◆ **ABOUT THIS TASK**: An exact transcript of all the records is required, with nothing left out.
--- RECORDS TO USE ---
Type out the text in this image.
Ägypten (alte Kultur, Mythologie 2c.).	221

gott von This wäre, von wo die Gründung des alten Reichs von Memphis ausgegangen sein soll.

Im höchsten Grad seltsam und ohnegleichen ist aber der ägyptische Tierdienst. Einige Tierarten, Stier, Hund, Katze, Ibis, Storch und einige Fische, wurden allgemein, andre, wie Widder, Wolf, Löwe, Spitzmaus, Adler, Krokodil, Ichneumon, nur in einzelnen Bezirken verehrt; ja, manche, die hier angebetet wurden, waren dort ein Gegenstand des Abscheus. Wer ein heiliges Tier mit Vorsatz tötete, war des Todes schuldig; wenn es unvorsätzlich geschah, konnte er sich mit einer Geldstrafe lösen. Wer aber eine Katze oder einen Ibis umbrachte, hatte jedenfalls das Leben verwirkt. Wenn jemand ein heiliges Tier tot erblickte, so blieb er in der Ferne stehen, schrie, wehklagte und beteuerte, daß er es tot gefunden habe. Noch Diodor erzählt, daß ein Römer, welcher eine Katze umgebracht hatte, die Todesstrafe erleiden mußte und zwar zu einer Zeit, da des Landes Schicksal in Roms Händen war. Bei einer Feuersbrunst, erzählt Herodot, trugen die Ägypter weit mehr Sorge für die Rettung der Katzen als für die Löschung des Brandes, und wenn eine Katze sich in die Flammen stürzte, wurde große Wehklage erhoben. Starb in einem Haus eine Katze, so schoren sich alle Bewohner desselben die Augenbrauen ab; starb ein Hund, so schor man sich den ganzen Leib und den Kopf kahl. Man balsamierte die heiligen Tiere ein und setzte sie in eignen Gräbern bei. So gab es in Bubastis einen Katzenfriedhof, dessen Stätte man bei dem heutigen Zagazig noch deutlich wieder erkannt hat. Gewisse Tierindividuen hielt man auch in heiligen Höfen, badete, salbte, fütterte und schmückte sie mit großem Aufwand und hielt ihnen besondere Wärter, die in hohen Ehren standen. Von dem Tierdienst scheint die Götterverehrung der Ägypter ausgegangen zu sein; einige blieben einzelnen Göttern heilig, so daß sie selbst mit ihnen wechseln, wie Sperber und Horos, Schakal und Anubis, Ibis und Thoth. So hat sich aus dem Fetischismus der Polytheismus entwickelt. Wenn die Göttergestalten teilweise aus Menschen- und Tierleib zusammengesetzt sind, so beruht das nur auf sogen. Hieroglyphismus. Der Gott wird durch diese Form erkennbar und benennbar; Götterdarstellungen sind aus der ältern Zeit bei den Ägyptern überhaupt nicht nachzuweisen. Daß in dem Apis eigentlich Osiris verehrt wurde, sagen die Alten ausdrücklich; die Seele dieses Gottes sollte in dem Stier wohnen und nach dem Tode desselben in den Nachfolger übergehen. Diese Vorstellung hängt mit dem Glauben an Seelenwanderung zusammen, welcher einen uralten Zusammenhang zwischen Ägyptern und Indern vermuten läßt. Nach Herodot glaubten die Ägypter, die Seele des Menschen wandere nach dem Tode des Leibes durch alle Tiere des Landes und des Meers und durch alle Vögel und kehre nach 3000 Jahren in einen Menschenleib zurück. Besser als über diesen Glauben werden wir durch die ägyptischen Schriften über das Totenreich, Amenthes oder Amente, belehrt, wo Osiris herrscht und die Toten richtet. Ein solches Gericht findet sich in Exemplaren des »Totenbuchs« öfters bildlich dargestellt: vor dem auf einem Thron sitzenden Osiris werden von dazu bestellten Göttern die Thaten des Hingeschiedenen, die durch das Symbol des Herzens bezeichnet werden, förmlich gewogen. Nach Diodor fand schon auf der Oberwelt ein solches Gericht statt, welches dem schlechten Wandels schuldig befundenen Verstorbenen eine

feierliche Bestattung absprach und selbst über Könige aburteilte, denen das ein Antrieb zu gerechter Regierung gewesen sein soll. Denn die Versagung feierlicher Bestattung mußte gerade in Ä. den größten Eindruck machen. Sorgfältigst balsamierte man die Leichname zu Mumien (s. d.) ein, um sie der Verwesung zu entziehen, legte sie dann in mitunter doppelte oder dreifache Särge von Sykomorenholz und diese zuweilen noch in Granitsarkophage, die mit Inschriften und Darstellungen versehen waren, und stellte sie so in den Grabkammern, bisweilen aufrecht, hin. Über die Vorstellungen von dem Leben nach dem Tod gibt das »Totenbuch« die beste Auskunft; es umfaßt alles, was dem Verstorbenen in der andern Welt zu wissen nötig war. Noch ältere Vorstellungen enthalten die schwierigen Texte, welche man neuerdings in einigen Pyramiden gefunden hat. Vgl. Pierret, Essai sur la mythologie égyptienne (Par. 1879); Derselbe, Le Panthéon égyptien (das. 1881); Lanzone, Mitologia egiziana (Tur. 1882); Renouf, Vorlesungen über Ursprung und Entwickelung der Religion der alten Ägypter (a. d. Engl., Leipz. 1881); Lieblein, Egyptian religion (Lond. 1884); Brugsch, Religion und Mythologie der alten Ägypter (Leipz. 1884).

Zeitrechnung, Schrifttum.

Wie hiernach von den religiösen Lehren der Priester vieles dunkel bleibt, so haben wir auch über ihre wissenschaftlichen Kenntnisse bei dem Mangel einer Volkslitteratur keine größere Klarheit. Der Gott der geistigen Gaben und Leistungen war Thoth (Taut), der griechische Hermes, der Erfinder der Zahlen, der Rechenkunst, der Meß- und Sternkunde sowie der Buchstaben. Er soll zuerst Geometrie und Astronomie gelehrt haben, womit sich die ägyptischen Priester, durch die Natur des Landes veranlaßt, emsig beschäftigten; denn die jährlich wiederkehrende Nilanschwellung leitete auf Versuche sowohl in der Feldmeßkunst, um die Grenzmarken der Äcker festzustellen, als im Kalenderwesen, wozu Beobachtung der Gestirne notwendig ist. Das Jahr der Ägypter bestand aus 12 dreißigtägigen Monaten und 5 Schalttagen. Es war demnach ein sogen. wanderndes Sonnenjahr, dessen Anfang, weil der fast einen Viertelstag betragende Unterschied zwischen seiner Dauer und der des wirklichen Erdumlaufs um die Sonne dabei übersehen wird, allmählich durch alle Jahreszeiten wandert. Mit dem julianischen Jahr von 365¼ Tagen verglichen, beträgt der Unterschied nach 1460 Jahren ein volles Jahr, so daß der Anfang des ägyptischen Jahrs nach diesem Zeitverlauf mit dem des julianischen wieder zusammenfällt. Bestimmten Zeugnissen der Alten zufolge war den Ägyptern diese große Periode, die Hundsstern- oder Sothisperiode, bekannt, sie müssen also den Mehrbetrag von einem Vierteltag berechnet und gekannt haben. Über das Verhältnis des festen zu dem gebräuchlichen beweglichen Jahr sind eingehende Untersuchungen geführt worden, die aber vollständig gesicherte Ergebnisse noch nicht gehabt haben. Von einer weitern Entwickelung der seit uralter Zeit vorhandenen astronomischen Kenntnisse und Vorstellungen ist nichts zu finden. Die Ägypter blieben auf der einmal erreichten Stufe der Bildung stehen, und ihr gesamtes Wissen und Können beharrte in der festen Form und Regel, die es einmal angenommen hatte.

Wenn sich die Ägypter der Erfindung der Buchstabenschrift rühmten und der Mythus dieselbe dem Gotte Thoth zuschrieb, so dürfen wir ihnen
---
◆ **WRITTEN ANSWER**:
Type out the text in this image.
Ägypten (alte Kultur, Mythologie 2c.).	221

gott von This wäre, von wo die Gründung des alten Reichs von Memphis ausgegangen sein soll.

Im höchsten Grad seltsam und ohnegleichen ist aber der ägyptische Tierdienst. Einige Tierarten, Stier, Hund, Katze, Ibis, Storch und einige Fische, wurden allgemein, andre, wie Widder, Wolf, Löwe, Spitzmaus, Adler, Krokodil, Ichneumon, nur in einzelnen Bezirken verehrt; ja, manche, die hier angebetet wurden, waren dort ein Gegenstand des Abscheus. Wer ein heiliges Tier mit Vorsatz tötete, war des Todes schuldig; wenn es unvorsätzlich geschah, konnte er sich mit einer Geldstrafe lösen. Wer aber eine Katze oder einen Ibis umbrachte, hatte jedenfalls das Leben verwirkt. Wenn jemand ein heiliges Tier tot erblickte, so blieb er in der Ferne stehen, schrie, wehklagte und beteuerte, daß er es tot gefunden habe. Noch Diodor erzählt, daß ein Römer, welcher eine Katze umgebracht hatte, die Todesstrafe erleiden mußte und zwar zu einer Zeit, da des Landes Schicksal in Roms Händen war. Bei einer Feuersbrunst, erzählt Herodot, trugen die Ägypter weit mehr Sorge für die Rettung der Katzen als für die Löschung des Brandes, und wenn eine Katze sich in die Flammen stürzte, wurde große Wehklage erhoben. Starb in einem Haus eine Katze, so schoren sich alle Bewohner desselben die Augenbrauen ab; starb ein Hund, so schor man sich den ganzen Leib und den Kopf kahl. Man balsamierte die heiligen Tiere ein und setzte sie in eignen Gräbern bei. So gab es in Bubastis einen Katzenfriedhof, dessen Stätte man bei dem heutigen Zagazig noch deutlich wieder erkannt hat. Gewisse Tierindividuen hielt man auch in heiligen Höfen, badete, salbte, fütterte und schmückte sie mit großem Aufwand und hielt ihnen besondere Wärter, die in hohen Ehren standen. Von dem Tierdienst scheint die Götterverehrung der Ägypter ausgegangen zu sein; einige blieben einzelnen Göttern heilig, so daß sie selbst mit ihnen wechseln, wie Sperber und Horos, Schakal und Anubis, Ibis und Thoth. So hat sich aus dem Fetischismus der Polytheismus entwickelt. Wenn die Göttergestalten teilweise aus Menschen- und Tierleib zusammengesetzt sind, so beruht das nur auf sogen. Hieroglyphismus. Der Gott wird durch diese Form erkennbar und benennbar; Götterdarstellungen sind aus der ältern Zeit bei den Ägyptern überhaupt nicht nachzuweisen. Daß in dem Apis eigentlich Osiris verehrt wurde, sagen die Alten ausdrücklich; die Seele dieses Gottes sollte in dem Stier wohnen und nach dem Tode desselben in den Nachfolger übergehen. Diese Vorstellung hängt mit dem Glauben an Seelenwanderung zusammen, welcher einen uralten Zusammenhang zwischen Ägyptern und Indern vermuten läßt. Nach Herodot glaubten die Ägypter, die Seele des Menschen wandere nach dem Tode des Leibes durch alle Tiere des Landes und des Meers und durch alle Vögel und kehre nach 3000 Jahren in einen Menschenleib zurück. Besser als über diesen Glauben werden wir durch die ägyptischen Schriften über das Totenreich, Amenthes oder Amente, belehrt, wo Osiris herrscht und die Toten richtet. Ein solches Gericht findet sich in Exemplaren des »Totenbuchs« öfters bildlich dargestellt: vor dem auf einem Thron sitzenden Osiris werden von dazu bestellten Göttern die Thaten des Hingeschiedenen, die durch das Symbol des Herzens bezeichnet werden, förmlich gewogen. Nach Diodor fand schon auf der Oberwelt ein solches Gericht statt, welches dem schlechten Wandels schuldig befundenen Verstorbenen eine

feierliche Bestattung absprach und selbst über Könige aburteilte, denen das ein Antrieb zu gerechter Regierung gewesen sein soll. Denn die Versagung feierlicher Bestattung mußte gerade in Ä. den größten Eindruck machen. Sorgfältigst balsamierte man die Leichname zu Mumien (s. d.) ein, um sie der Verwesung zu entziehen, legte sie dann in mitunter doppelte oder dreifache Särge von Sykomorenholz und diese zuweilen noch in Granitsarkophage, die mit Inschriften und Darstellungen versehen waren, und stellte sie so in den Grabkammern, bisweilen aufrecht, hin. Über die Vorstellungen von dem Leben nach dem Tod gibt das »Totenbuch« die beste Auskunft; es umfaßt alles, was dem Verstorbenen in der andern Welt zu wissen nötig war. Noch ältere Vorstellungen enthalten die schwierigen Texte, welche man neuerdings in einigen Pyramiden gefunden hat. Vgl. Pierret, Essai sur la mythologie égyptienne (Par. 1879); Derselbe, Le Panthéon égyptien (das. 1881); Lanzone, Mitologia egiziana (Tur. 1882); Renouf, Vorlesungen über Ursprung und Entwickelung der Religion der alten Ägypter (a. d. Engl., Leipz. 1881); Lieblein, Egyptian religion (Lond. 1884); Brugsch, Religion und Mythologie der alten Ägypter (Leipz. 1884).

Zeitrechnung, Schrifttum.

Wie hiernach von den religiösen Lehren der Priester vieles dunkel bleibt, so haben wir auch über ihre wissenschaftlichen Kenntnisse bei dem Mangel einer Volkslitteratur keine größere Klarheit. Der Gott der geistigen Gaben und Leistungen war Thoth (Taut), der griechische Hermes, der Erfinder der Zahlen, der Rechenkunst, der Meß- und Sternkunde sowie der Buchstaben. Er soll zuerst Geometrie und Astronomie gelehrt haben, womit sich die ägyptischen Priester, durch die Natur des Landes veranlaßt, emsig beschäftigten; denn die jährlich wiederkehrende Nilanschwellung leitete auf Versuche sowohl in der Feldmeßkunst, um die Grenzmarken der Äcker festzustellen, als im Kalenderwesen, wozu Beobachtung der Gestirne notwendig ist. Das Jahr der Ägypter bestand aus 12 dreißigtägigen Monaten und 5 Schalttagen. Es war demnach ein sogen. wanderndes Sonnenjahr, dessen Anfang, weil der fast einen Viertelstag betragende Unterschied zwischen seiner Dauer und der des wirklichen Erdumlaufs um die Sonne dabei übersehen wird, allmählich durch alle Jahreszeiten wandert. Mit dem julianischen Jahr von 365¼ Tagen verglichen, beträgt der Unterschied nach 1460 Jahren ein volles Jahr, so daß der Anfang des ägyptischen Jahrs nach diesem Zeitverlauf mit dem des julianischen wieder zusammenfällt. Bestimmten Zeugnissen der Alten zufolge war den Ägyptern diese große Periode, die Hundsstern- oder Sothisperiode, bekannt, sie müssen also den Mehrbetrag von einem Vierteltag berechnet und gekannt haben. Über das Verhältnis des festen zu dem gebräuchlichen beweglichen Jahr sind eingehende Untersuchungen geführt worden, die aber vollständig gesicherte Ergebnisse noch nicht gehabt haben. Von einer weitern Entwickelung der seit uralter Zeit vorhandenen astronomischen Kenntnisse und Vorstellungen ist nichts zu finden. Die Ägypter blieben auf der einmal erreichten Stufe der Bildung stehen, und ihr gesamtes Wissen und Können beharrte in der festen Form und Regel, die es einmal angenommen hatte.

Wenn sich die Ägypter der Erfindung der Buchstabenschrift rühmten und der Mythus dieselbe dem Gotte Thoth zuschrieb, so dürfen wir ihnen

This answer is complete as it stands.